─── Data supplied

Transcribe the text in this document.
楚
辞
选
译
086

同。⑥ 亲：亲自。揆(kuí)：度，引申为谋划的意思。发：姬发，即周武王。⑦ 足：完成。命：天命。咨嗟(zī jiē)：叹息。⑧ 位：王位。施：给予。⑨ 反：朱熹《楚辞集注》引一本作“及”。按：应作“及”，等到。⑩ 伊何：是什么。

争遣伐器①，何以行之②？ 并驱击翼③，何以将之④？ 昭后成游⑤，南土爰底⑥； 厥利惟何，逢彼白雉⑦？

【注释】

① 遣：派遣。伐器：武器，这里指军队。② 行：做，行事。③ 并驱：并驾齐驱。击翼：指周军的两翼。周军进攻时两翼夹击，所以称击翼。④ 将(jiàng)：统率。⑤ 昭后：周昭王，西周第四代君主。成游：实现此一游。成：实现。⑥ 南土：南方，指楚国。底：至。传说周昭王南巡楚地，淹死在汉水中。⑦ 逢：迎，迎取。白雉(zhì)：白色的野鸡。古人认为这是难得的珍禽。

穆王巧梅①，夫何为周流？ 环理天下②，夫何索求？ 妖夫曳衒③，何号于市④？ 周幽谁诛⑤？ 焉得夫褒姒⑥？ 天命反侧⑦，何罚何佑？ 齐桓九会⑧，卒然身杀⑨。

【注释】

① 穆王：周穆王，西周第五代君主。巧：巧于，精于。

──────
─── Data supplied

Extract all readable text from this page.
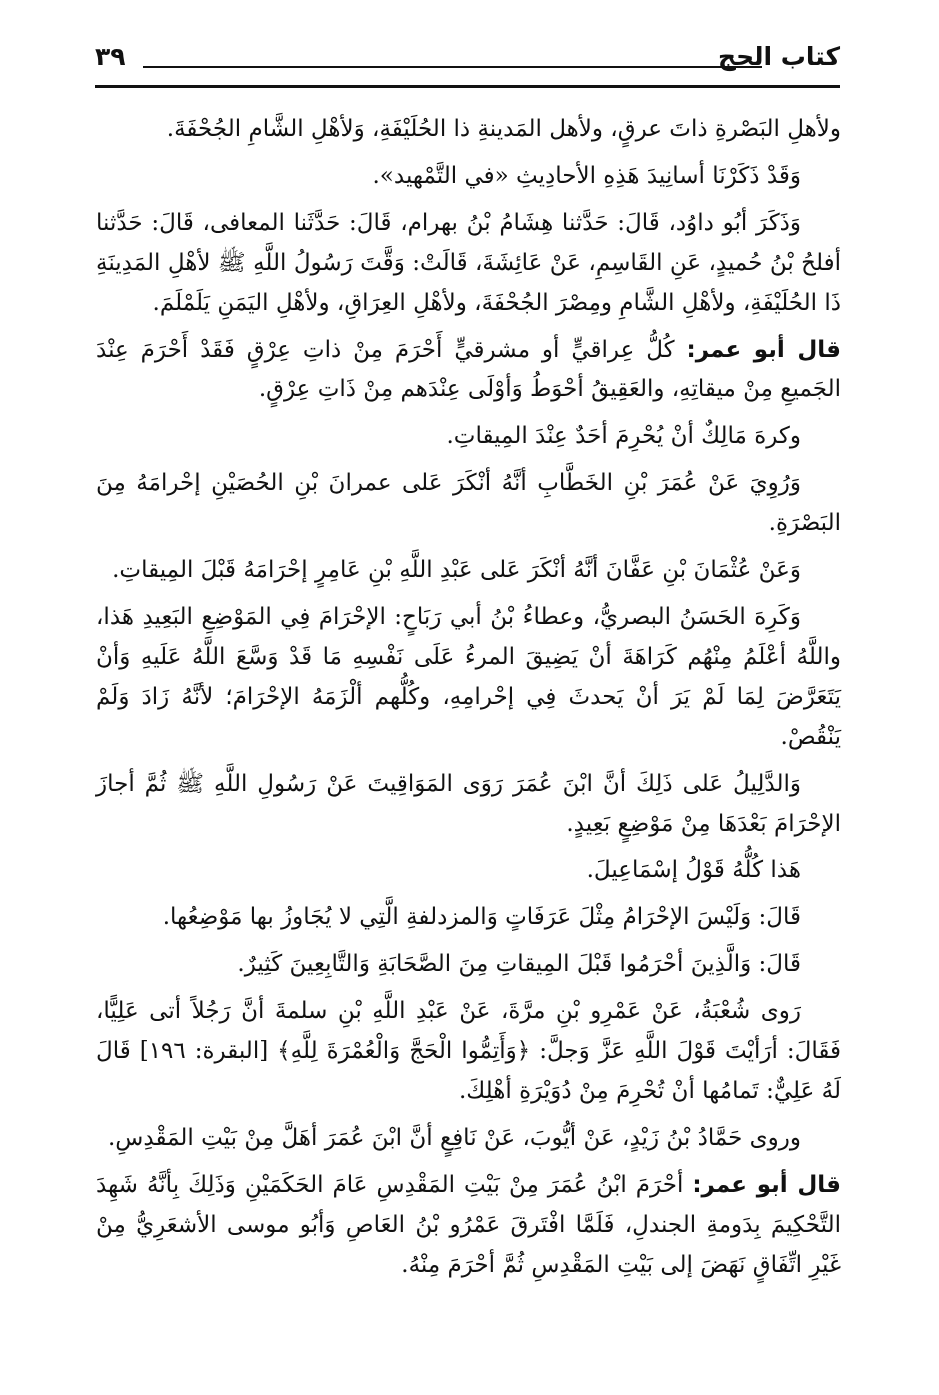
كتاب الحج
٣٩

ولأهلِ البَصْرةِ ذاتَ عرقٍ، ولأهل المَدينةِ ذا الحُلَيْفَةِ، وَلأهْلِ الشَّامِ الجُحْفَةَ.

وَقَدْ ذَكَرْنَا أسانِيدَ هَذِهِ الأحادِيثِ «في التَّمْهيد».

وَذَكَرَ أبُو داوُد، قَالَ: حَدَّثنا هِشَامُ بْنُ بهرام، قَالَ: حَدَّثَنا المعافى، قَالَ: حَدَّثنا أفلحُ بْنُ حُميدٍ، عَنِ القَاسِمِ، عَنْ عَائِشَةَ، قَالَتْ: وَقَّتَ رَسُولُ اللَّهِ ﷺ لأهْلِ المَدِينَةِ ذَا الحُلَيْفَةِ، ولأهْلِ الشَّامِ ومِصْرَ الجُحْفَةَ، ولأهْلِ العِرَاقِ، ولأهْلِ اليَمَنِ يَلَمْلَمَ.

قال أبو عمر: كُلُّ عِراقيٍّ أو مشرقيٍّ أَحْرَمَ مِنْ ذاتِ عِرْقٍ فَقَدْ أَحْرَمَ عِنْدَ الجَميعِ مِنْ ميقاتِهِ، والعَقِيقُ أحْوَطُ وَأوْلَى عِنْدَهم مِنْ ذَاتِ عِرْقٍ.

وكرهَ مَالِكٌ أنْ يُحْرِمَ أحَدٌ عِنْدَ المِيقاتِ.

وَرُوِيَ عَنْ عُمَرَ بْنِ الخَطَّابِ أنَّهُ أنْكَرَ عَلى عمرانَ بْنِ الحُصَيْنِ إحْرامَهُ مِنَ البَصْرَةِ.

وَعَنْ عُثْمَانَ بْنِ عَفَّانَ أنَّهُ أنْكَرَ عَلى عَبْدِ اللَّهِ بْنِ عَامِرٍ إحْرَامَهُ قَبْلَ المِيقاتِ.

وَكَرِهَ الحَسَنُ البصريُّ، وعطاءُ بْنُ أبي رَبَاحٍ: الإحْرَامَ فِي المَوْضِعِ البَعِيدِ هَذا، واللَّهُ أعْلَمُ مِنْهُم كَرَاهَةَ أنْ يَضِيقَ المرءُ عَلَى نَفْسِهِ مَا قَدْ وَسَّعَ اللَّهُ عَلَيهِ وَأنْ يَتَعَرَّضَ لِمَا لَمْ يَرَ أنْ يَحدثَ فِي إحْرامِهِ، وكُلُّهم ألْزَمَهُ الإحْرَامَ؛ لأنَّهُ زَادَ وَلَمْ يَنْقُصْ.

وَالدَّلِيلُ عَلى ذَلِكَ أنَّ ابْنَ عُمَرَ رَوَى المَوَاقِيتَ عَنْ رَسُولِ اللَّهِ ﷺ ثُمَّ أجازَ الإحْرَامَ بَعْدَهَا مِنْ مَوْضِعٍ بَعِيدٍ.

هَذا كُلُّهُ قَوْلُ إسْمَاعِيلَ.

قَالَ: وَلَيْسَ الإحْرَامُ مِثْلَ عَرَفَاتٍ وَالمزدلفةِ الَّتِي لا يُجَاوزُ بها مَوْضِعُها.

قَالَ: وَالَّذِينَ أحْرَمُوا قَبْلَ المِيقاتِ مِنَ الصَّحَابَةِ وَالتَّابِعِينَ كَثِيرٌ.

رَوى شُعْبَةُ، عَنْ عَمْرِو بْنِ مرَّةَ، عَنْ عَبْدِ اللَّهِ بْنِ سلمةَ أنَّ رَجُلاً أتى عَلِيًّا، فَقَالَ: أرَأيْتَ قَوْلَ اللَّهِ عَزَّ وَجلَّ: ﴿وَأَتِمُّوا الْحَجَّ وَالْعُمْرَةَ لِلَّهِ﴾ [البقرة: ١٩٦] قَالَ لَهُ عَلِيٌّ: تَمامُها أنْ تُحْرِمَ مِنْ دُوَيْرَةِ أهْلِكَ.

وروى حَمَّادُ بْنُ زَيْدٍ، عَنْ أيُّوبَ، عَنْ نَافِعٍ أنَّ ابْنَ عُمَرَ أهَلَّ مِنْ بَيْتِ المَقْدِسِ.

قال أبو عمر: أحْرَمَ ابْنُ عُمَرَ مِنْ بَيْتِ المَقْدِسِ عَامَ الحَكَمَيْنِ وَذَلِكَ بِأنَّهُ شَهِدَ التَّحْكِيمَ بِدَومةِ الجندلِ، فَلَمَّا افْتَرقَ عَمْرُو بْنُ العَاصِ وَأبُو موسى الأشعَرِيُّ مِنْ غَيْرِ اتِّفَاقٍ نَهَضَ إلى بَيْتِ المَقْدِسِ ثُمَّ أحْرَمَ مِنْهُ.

──────

**Problem statement**
List every line above containing the word "الإح".

**Result of this task**
وَكَرِهَ الحَسَنُ البصريُّ، وعطاءُ بْنُ أبي رَبَاحٍ: الإحْرَامَ فِي المَوْضِعِ البَعِيدِ هَذا، واللَّهُ أعْلَمُ مِنْهُم كَرَاهَةَ أنْ يَضِيقَ المرءُ عَلَى نَفْسِهِ مَا قَدْ وَسَّعَ اللَّهُ عَلَيهِ وَأنْ يَتَعَرَّضَ لِمَا لَمْ يَرَ أنْ يَحدثَ فِي إحْرامِهِ، وكُلُّهم ألْزَمَهُ الإحْرَامَ؛ لأنَّهُ زَادَ وَلَمْ يَنْقُصْ.
وَالدَّلِيلُ عَلى ذَلِكَ أنَّ ابْنَ عُمَرَ رَوَى المَوَاقِيتَ عَنْ رَسُولِ اللَّهِ ﷺ ثُمَّ أجازَ الإحْرَامَ بَعْدَهَا مِنْ مَوْضِعٍ بَعِيدٍ.
قَالَ: وَلَيْسَ الإحْرَامُ مِثْلَ عَرَفَاتٍ وَالمزدلفةِ الَّتِي لا يُجَاوزُ بها مَوْضِعُها.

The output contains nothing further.